_Task statement_. Set down the whole listing verbatim.
^^^^^^^^^^^^^^^^
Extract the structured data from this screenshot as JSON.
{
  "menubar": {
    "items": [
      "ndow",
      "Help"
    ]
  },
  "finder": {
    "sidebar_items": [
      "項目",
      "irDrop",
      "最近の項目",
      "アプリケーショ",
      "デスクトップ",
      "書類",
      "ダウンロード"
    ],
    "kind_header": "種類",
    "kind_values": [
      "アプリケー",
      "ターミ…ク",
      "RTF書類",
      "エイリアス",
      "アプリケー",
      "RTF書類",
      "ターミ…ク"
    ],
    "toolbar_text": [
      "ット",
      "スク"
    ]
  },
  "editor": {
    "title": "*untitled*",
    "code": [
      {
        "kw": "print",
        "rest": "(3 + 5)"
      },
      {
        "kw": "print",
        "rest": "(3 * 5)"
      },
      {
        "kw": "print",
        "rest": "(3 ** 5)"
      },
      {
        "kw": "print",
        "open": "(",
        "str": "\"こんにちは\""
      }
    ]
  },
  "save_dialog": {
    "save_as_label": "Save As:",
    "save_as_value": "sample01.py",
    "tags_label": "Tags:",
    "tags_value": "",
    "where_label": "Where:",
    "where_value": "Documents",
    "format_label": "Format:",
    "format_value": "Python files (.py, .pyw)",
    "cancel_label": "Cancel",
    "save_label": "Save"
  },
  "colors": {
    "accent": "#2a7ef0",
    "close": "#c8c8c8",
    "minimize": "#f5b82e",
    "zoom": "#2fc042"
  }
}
^^^^^^^^^^^^^^^^
_Output of the task_.
Extract the structured data from this screenshot as JSON.
{
  "menubar": {
    "items": [
      "ndow",
      "Help"
    ]
  },
  "finder": {
    "sidebar_items": [
      "項目",
      "irDrop",
      "最近の項目",
      "アプリケーショ",
      "デスクトップ",
      "書類",
      "ダウンロード"
    ],
    "kind_header": "種類",
    "kind_values": [
      "アプリケー",
      "ターミ…ク",
      "RTF書類",
      "エイリアス",
      "アプリケー",
      "RTF書類",
      "ターミ…ク"
    ],
    "toolbar_text": [
      "ット",
      "スク"
    ]
  },
  "editor": {
    "title": "*untitled*",
    "code": [
      {
        "kw": "print",
        "rest": "(3 + 5)"
      },
      {
        "kw": "print",
        "rest": "(3 * 5)"
      },
      {
        "kw": "print",
        "rest": "(3 ** 5)"
      },
      {
        "kw": "print",
        "open": "(",
        "str": "\"こんにちは\""
      }
    ]
  },
  "save_dialog": {
    "save_as_label": "Save As:",
    "save_as_value": "sample01.py",
    "tags_label": "Tags:",
    "tags_value": "",
    "where_label": "Where:",
    "where_value": "Documents",
    "format_label": "Format:",
    "format_value": "Python files (.py, .pyw)",
    "cancel_label": "Cancel",
    "save_label": "Save"
  },
  "colors": {
    "accent": "#2a7ef0",
    "close": "#c8c8c8",
    "minimize": "#f5b82e",
    "zoom": "#2fc042"
  }
}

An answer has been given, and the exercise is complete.